__Material supplied__:
::::::
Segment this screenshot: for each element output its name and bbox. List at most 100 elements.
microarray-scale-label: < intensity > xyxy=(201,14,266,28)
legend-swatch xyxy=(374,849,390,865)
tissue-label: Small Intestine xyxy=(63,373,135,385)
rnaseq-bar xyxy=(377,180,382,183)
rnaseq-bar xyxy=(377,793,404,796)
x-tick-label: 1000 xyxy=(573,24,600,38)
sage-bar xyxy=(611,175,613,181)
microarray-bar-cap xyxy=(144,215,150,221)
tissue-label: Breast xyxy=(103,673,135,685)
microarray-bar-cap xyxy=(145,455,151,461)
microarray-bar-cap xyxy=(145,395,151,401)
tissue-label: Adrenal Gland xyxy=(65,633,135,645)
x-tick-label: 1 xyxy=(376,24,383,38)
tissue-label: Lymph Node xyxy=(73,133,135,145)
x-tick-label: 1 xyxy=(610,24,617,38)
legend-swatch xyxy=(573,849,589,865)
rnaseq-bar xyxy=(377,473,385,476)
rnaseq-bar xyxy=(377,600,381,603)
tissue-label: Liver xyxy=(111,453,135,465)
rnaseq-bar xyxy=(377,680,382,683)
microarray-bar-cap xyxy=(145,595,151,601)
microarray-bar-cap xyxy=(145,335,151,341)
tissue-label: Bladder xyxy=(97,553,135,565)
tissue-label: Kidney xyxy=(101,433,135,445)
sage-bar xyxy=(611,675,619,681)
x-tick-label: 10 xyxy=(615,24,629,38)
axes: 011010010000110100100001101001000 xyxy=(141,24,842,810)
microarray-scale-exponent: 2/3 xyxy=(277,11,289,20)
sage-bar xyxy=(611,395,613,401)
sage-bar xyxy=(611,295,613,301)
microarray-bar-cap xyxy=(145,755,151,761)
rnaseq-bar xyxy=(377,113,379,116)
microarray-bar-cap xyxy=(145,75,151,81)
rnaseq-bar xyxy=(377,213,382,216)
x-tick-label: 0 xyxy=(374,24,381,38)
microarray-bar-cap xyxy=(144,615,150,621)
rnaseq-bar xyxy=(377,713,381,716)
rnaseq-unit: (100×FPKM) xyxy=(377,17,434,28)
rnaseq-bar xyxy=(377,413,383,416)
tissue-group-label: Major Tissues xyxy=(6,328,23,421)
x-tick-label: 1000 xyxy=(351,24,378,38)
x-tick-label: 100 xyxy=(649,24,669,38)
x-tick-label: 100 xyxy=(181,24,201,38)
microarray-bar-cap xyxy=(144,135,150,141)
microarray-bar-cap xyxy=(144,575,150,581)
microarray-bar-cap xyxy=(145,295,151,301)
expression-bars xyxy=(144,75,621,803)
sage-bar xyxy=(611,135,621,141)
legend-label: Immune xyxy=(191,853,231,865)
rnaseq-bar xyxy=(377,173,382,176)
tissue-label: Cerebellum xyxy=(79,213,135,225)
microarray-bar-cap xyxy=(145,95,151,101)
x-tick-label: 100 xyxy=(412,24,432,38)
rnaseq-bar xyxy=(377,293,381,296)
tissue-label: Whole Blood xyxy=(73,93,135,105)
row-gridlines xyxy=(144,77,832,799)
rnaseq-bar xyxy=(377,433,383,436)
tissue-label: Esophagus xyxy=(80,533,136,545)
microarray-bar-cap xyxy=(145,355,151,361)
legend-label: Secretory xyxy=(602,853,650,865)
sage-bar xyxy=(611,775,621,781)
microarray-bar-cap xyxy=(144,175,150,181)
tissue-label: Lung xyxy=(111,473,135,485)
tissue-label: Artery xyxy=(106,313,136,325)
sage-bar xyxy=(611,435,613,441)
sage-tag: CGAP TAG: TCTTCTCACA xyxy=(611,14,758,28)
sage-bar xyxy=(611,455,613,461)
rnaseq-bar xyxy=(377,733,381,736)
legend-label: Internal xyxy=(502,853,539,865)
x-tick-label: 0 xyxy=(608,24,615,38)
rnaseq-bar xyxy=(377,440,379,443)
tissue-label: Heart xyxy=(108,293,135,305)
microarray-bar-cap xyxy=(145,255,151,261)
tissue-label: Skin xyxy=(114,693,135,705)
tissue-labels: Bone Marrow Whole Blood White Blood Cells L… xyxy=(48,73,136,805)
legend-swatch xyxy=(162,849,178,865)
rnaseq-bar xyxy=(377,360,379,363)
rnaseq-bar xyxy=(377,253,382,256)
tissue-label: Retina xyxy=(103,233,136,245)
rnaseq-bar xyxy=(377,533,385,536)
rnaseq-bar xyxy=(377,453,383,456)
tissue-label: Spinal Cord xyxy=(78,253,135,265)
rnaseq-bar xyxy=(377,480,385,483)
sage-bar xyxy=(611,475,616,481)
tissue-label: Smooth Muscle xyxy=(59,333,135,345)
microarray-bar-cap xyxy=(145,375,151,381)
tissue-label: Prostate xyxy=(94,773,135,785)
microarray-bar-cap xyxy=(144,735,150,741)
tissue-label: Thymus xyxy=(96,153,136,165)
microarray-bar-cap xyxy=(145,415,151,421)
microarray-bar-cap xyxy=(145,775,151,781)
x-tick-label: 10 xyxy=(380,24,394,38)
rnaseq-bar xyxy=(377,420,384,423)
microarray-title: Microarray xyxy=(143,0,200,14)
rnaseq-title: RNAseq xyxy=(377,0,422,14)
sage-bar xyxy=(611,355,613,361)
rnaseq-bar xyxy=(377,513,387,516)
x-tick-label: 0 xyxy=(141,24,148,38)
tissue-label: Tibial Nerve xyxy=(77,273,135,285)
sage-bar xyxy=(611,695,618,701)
::::::
__Work item__:
Among these entries, how many lines include the string "tick"? Reply with the number by itself.

__Result of this task__:
12